Begin Input material

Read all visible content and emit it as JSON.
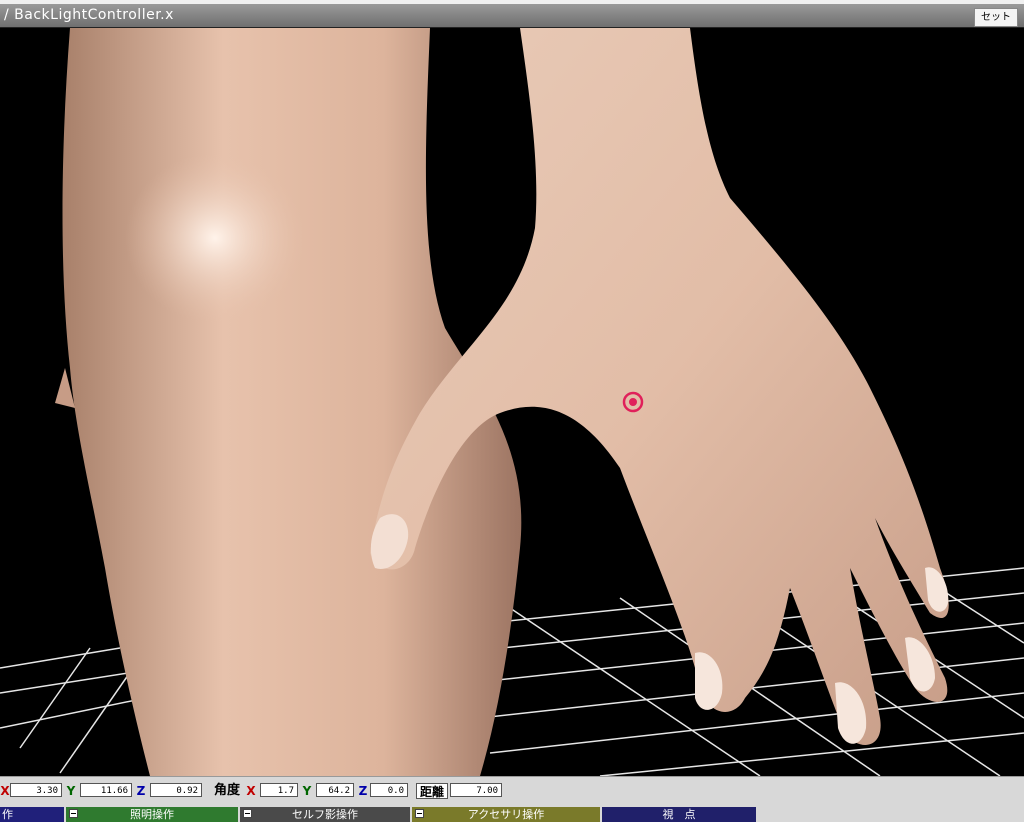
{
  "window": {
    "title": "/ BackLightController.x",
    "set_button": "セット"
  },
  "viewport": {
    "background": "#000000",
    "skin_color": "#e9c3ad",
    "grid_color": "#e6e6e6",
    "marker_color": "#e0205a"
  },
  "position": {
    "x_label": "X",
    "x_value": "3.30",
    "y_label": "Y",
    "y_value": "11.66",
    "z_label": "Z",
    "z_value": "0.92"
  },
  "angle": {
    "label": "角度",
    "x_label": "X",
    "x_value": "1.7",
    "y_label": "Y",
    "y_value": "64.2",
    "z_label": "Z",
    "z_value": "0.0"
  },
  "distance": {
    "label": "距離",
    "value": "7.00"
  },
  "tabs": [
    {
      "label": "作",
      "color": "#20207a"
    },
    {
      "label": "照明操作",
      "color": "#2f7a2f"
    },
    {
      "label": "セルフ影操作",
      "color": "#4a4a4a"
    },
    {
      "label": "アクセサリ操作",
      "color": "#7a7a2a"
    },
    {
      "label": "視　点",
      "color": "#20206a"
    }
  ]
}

End Input material

Copy everything in the records above except the pictures, exactly as written.

Read all visible content and emit it as JSON.
{
  "window": {
    "title": "/ BackLightController.x",
    "set_button": "セット"
  },
  "viewport": {
    "background": "#000000",
    "skin_color": "#e9c3ad",
    "grid_color": "#e6e6e6",
    "marker_color": "#e0205a"
  },
  "position": {
    "x_label": "X",
    "x_value": "3.30",
    "y_label": "Y",
    "y_value": "11.66",
    "z_label": "Z",
    "z_value": "0.92"
  },
  "angle": {
    "label": "角度",
    "x_label": "X",
    "x_value": "1.7",
    "y_label": "Y",
    "y_value": "64.2",
    "z_label": "Z",
    "z_value": "0.0"
  },
  "distance": {
    "label": "距離",
    "value": "7.00"
  },
  "tabs": [
    {
      "label": "作",
      "color": "#20207a"
    },
    {
      "label": "照明操作",
      "color": "#2f7a2f"
    },
    {
      "label": "セルフ影操作",
      "color": "#4a4a4a"
    },
    {
      "label": "アクセサリ操作",
      "color": "#7a7a2a"
    },
    {
      "label": "視　点",
      "color": "#20206a"
    }
  ]
}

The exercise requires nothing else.